- WHAT IS NEEDED
Find each line containing the word "trade" and report how many there are. Add nothing else.

[Saved entries]

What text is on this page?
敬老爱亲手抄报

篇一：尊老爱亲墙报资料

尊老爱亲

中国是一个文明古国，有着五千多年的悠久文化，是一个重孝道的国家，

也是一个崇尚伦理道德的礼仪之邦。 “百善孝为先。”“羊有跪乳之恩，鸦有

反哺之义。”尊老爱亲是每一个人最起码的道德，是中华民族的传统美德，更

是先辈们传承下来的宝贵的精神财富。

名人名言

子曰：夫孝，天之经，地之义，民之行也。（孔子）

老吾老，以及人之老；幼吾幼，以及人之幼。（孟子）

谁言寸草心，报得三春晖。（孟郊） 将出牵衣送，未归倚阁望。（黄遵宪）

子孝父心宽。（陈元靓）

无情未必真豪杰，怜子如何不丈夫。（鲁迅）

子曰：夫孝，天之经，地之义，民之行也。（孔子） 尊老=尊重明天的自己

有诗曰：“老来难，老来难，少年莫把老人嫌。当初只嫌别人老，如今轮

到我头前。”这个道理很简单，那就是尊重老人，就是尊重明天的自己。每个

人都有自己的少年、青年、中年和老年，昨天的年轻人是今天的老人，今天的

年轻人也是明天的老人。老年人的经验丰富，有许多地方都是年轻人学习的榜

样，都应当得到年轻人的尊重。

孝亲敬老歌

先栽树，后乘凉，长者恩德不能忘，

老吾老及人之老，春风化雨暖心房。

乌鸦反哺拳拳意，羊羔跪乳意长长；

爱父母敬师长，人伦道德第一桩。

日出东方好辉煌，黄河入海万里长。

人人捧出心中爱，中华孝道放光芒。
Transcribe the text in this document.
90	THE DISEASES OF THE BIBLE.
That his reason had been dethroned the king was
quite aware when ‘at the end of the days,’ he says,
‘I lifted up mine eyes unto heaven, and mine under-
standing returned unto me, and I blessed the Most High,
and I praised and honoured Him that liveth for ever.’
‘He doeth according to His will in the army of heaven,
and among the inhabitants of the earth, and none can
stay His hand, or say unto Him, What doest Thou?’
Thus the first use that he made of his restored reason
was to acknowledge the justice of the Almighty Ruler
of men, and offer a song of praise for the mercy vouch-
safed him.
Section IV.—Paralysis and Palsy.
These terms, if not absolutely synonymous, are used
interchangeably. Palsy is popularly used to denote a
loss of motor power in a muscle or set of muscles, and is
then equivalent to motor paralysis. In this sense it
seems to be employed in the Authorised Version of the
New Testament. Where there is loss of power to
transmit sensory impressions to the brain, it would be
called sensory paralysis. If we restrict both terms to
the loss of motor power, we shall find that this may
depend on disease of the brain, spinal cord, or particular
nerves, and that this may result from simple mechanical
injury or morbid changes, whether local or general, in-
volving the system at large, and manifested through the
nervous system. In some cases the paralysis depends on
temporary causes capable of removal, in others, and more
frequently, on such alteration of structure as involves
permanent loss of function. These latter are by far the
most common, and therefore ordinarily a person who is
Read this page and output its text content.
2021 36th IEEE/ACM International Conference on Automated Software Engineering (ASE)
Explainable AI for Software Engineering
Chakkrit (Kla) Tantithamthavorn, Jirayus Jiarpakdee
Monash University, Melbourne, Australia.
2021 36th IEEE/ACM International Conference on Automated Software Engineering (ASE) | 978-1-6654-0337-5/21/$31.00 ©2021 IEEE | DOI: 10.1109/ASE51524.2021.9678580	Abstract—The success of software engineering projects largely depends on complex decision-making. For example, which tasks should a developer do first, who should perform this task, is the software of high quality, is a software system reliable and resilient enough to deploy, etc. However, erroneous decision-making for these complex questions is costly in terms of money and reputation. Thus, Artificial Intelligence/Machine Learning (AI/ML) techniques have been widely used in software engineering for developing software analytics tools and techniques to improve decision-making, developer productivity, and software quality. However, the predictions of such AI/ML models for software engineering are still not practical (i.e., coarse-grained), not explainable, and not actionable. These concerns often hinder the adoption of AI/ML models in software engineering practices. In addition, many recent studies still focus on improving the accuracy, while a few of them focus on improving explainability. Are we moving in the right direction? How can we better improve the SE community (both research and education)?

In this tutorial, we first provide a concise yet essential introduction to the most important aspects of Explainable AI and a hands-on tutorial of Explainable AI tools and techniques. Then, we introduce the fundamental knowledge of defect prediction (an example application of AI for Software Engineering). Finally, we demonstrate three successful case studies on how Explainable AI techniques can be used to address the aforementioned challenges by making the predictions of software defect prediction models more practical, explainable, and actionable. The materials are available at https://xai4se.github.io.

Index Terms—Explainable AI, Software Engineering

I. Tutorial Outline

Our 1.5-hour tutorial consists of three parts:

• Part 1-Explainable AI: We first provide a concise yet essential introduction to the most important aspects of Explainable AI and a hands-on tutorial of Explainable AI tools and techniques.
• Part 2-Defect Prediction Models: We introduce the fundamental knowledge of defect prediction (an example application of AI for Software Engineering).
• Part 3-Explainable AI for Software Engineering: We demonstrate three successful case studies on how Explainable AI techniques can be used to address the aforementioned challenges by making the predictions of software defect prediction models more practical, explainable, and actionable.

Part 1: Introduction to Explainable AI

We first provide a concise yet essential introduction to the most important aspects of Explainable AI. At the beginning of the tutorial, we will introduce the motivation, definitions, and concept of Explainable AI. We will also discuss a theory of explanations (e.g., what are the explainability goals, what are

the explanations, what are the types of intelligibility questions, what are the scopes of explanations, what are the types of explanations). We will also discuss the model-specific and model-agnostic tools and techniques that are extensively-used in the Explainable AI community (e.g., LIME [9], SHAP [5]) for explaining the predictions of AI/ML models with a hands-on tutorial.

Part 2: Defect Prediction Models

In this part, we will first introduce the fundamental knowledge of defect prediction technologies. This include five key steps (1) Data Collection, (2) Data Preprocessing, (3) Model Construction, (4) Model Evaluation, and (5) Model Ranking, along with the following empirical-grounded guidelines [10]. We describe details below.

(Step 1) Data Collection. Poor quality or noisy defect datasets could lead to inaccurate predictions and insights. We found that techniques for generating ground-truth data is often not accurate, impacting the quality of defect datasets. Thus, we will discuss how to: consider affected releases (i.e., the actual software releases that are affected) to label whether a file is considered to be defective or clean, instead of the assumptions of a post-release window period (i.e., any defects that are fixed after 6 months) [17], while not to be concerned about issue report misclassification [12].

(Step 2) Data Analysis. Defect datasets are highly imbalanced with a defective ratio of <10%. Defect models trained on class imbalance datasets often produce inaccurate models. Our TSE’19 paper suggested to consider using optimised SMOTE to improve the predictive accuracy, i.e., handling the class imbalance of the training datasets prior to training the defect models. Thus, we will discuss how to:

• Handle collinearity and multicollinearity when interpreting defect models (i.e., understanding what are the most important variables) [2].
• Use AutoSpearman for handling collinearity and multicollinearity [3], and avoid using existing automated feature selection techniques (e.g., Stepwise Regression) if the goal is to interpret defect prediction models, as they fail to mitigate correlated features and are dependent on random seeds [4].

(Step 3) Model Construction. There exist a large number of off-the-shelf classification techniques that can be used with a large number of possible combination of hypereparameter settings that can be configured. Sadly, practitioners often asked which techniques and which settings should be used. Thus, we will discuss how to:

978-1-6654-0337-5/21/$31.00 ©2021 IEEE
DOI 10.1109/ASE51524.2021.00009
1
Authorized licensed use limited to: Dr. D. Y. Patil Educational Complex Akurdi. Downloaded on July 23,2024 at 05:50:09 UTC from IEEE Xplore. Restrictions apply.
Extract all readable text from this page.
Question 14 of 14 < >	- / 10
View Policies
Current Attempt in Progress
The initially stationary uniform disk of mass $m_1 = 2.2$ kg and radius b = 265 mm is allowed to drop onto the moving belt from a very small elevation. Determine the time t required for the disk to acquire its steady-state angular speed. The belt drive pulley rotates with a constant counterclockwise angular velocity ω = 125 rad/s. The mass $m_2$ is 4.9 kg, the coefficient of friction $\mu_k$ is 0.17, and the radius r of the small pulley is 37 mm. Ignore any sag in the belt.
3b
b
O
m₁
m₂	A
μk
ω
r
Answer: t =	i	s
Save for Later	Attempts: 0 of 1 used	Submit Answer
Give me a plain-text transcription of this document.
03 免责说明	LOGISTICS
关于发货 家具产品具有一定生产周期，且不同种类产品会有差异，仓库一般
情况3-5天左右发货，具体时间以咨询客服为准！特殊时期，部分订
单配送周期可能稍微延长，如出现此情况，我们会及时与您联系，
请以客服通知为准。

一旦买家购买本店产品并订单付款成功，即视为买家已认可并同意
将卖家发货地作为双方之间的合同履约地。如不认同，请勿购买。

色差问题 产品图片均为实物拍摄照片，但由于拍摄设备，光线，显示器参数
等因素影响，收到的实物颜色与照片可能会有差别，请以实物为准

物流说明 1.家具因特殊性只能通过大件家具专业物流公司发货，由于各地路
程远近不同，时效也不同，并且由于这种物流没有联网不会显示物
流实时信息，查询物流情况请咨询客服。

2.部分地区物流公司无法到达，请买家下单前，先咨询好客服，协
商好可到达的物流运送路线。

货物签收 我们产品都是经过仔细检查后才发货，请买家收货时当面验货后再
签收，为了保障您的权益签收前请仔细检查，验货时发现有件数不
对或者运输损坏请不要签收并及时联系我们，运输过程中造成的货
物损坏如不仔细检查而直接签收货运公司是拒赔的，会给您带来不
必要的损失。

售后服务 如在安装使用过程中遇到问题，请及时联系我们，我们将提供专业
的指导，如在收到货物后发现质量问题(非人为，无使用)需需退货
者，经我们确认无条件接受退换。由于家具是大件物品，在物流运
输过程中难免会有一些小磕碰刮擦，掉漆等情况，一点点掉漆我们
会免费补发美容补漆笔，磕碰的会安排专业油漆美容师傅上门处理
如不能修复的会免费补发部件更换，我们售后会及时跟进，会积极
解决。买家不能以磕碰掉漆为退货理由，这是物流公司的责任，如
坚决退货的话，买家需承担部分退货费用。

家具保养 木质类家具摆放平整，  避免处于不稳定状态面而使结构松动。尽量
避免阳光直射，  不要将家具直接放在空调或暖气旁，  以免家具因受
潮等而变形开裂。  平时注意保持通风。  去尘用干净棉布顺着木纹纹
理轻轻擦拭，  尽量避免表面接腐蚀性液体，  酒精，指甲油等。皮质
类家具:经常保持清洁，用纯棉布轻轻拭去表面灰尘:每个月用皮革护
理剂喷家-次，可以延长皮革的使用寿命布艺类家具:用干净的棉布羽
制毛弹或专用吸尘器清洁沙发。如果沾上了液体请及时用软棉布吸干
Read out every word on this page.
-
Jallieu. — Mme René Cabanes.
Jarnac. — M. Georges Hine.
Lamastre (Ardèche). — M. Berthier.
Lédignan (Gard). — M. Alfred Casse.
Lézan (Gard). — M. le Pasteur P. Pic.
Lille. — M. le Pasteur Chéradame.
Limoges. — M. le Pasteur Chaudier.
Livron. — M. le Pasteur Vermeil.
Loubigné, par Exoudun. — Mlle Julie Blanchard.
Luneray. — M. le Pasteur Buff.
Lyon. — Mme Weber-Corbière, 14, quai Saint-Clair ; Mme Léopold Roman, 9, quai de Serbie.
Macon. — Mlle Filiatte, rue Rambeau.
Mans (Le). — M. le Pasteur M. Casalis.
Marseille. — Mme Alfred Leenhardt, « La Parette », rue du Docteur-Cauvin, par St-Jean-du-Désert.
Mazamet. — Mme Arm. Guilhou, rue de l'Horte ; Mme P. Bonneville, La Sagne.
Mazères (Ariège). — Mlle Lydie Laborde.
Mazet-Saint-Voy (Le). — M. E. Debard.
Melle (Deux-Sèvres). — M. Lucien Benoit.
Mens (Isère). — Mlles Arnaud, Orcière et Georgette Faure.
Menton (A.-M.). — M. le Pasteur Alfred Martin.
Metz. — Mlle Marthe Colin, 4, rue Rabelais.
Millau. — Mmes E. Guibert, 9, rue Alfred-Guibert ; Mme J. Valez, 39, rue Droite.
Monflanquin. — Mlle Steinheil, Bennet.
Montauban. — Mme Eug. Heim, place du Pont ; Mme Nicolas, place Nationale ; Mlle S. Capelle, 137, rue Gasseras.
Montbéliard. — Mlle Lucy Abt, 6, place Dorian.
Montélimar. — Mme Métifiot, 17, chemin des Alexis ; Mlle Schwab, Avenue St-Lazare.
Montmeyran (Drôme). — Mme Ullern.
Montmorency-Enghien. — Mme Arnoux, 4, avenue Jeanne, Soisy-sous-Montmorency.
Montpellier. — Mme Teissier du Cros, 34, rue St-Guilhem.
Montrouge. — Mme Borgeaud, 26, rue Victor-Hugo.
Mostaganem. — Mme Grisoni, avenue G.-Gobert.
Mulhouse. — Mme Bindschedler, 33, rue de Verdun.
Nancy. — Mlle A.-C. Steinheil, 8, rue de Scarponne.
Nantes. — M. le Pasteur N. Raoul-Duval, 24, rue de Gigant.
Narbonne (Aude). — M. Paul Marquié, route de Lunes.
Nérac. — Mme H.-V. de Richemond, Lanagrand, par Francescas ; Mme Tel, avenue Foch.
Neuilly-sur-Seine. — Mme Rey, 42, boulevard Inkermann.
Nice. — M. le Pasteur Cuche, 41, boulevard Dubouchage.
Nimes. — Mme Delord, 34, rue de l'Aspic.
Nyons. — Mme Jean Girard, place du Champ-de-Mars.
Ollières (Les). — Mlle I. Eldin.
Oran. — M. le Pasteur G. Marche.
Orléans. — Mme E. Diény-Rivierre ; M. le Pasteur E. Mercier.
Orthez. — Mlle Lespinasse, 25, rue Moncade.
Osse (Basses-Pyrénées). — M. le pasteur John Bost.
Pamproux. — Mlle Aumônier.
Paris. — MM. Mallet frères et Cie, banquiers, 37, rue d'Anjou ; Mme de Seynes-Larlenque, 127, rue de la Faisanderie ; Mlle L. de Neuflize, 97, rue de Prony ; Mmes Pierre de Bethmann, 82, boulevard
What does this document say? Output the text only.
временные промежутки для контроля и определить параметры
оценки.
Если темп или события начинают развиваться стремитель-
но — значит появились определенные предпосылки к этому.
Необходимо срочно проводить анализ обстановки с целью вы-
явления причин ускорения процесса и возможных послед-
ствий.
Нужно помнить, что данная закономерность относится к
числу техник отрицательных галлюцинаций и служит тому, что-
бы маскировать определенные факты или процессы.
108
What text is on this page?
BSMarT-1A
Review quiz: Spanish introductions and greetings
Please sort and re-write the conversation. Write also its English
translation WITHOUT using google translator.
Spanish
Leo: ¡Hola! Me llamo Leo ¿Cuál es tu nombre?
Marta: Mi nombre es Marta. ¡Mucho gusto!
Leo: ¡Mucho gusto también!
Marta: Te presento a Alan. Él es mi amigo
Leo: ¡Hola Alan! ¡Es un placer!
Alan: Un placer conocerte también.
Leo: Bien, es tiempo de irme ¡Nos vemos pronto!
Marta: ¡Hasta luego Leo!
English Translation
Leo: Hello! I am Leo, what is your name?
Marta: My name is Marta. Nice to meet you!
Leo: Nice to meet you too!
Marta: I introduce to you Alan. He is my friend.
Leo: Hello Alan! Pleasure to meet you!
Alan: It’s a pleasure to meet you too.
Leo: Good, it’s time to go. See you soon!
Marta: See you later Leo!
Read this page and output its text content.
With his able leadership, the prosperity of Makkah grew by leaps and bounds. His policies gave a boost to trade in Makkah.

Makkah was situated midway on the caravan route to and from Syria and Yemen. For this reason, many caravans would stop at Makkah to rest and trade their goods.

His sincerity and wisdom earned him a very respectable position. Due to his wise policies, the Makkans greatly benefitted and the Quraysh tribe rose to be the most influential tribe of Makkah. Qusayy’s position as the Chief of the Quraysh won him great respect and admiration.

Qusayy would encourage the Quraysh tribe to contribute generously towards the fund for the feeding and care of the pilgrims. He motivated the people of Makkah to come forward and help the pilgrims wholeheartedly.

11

- RESULT OF THE TASK
2